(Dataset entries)
═══
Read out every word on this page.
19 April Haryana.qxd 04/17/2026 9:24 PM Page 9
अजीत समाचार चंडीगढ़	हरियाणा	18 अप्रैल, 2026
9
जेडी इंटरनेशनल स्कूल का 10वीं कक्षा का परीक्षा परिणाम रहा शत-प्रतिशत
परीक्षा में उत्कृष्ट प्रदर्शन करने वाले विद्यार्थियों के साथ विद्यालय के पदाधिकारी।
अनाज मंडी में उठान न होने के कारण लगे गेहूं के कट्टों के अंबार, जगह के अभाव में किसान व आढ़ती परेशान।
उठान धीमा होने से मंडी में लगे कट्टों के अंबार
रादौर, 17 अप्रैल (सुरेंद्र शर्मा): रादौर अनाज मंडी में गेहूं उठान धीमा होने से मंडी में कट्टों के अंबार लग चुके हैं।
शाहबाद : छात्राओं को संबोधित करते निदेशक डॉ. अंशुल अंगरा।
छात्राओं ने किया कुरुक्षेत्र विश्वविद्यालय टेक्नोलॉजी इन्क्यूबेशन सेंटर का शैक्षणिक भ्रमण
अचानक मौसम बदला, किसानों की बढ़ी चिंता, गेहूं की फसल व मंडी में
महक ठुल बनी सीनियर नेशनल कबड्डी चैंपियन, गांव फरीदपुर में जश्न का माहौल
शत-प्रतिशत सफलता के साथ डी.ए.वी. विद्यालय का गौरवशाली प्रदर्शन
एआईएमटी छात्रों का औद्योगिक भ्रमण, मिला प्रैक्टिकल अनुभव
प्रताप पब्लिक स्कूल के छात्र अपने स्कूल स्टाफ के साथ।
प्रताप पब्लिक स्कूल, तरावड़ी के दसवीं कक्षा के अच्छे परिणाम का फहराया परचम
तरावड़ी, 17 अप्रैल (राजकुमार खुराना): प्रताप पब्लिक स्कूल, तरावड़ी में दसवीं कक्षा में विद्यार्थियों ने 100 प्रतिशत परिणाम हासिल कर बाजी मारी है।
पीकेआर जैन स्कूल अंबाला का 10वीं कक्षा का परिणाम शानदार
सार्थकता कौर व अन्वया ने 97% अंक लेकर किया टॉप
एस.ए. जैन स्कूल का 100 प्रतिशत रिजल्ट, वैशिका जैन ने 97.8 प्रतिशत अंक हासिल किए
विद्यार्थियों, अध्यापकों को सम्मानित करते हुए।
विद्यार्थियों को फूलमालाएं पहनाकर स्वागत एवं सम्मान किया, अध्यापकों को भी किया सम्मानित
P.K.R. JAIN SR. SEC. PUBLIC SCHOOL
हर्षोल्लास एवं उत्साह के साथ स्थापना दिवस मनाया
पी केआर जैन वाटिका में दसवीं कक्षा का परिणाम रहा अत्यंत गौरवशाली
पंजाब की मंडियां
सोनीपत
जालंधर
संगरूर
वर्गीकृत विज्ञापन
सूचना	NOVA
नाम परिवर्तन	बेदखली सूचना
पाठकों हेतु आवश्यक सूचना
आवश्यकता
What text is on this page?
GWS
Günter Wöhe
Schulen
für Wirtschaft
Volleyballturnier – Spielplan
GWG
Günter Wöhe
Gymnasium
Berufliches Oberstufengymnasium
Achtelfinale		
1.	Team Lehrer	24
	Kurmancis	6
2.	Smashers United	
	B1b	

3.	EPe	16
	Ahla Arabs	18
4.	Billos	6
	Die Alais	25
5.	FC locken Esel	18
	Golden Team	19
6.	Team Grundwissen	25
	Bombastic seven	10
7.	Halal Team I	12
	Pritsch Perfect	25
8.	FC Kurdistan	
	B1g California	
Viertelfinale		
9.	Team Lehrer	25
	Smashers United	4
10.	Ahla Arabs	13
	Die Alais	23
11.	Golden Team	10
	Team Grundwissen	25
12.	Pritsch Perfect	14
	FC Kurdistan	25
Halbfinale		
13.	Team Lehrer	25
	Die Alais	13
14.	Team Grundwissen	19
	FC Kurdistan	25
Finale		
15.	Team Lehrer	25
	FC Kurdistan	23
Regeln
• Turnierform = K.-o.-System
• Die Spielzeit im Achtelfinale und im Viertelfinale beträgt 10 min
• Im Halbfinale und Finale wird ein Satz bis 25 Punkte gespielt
═══
Your goal → Extract the listing in its entirety, matching it exactly.

Solution →
Read out every word on this page.
19 April Haryana.qxd 04/17/2026 9:24 PM Page 9
अजीत समाचार चंडीगढ़	हरियाणा	18 अप्रैल, 2026
9
जेडी इंटरनेशनल स्कूल का 10वीं कक्षा का परीक्षा परिणाम रहा शत-प्रतिशत
परीक्षा में उत्कृष्ट प्रदर्शन करने वाले विद्यार्थियों के साथ विद्यालय के पदाधिकारी।
अनाज मंडी में उठान न होने के कारण लगे गेहूं के कट्टों के अंबार, जगह के अभाव में किसान व आढ़ती परेशान।
उठान धीमा होने से मंडी में लगे कट्टों के अंबार
रादौर, 17 अप्रैल (सुरेंद्र शर्मा): रादौर अनाज मंडी में गेहूं उठान धीमा होने से मंडी में कट्टों के अंबार लग चुके हैं।
शाहबाद : छात्राओं को संबोधित करते निदेशक डॉ. अंशुल अंगरा।
छात्राओं ने किया कुरुक्षेत्र विश्वविद्यालय टेक्नोलॉजी इन्क्यूबेशन सेंटर का शैक्षणिक भ्रमण
अचानक मौसम बदला, किसानों की बढ़ी चिंता, गेहूं की फसल व मंडी में
महक ठुल बनी सीनियर नेशनल कबड्डी चैंपियन, गांव फरीदपुर में जश्न का माहौल
शत-प्रतिशत सफलता के साथ डी.ए.वी. विद्यालय का गौरवशाली प्रदर्शन
एआईएमटी छात्रों का औद्योगिक भ्रमण, मिला प्रैक्टिकल अनुभव
प्रताप पब्लिक स्कूल के छात्र अपने स्कूल स्टाफ के साथ।
प्रताप पब्लिक स्कूल, तरावड़ी के दसवीं कक्षा के अच्छे परिणाम का फहराया परचम
तरावड़ी, 17 अप्रैल (राजकुमार खुराना): प्रताप पब्लिक स्कूल, तरावड़ी में दसवीं कक्षा में विद्यार्थियों ने 100 प्रतिशत परिणाम हासिल कर बाजी मारी है।
पीकेआर जैन स्कूल अंबाला का 10वीं कक्षा का परिणाम शानदार
सार्थकता कौर व अन्वया ने 97% अंक लेकर किया टॉप
एस.ए. जैन स्कूल का 100 प्रतिशत रिजल्ट, वैशिका जैन ने 97.8 प्रतिशत अंक हासिल किए
विद्यार्थियों, अध्यापकों को सम्मानित करते हुए।
विद्यार्थियों को फूलमालाएं पहनाकर स्वागत एवं सम्मान किया, अध्यापकों को भी किया सम्मानित
P.K.R. JAIN SR. SEC. PUBLIC SCHOOL
हर्षोल्लास एवं उत्साह के साथ स्थापना दिवस मनाया
पी केआर जैन वाटिका में दसवीं कक्षा का परिणाम रहा अत्यंत गौरवशाली
पंजाब की मंडियां
सोनीपत
जालंधर
संगरूर
वर्गीकृत विज्ञापन
सूचना	NOVA
नाम परिवर्तन	बेदखली सूचना
पाठकों हेतु आवश्यक सूचना
आवश्यकता
What text is on this page?
GWS
Günter Wöhe
Schulen
für Wirtschaft
Volleyballturnier – Spielplan
GWG
Günter Wöhe
Gymnasium
Berufliches Oberstufengymnasium
Achtelfinale		
1.	Team Lehrer	24
	Kurmancis	6
2.	Smashers United	
	B1b	

3.	EPe	16
	Ahla Arabs	18
4.	Billos	6
	Die Alais	25
5.	FC locken Esel	18
	Golden Team	19
6.	Team Grundwissen	25
	Bombastic seven	10
7.	Halal Team I	12
	Pritsch Perfect	25
8.	FC Kurdistan	
	B1g California	
Viertelfinale		
9.	Team Lehrer	25
	Smashers United	4
10.	Ahla Arabs	13
	Die Alais	23
11.	Golden Team	10
	Team Grundwissen	25
12.	Pritsch Perfect	14
	FC Kurdistan	25
Halbfinale		
13.	Team Lehrer	25
	Die Alais	13
14.	Team Grundwissen	19
	FC Kurdistan	25
Finale		
15.	Team Lehrer	25
	FC Kurdistan	23
Regeln
• Turnierform = K.-o.-System
• Die Spielzeit im Achtelfinale und im Viertelfinale beträgt 10 min
• Im Halbfinale und Finale wird ein Satz bis 25 Punkte gespielt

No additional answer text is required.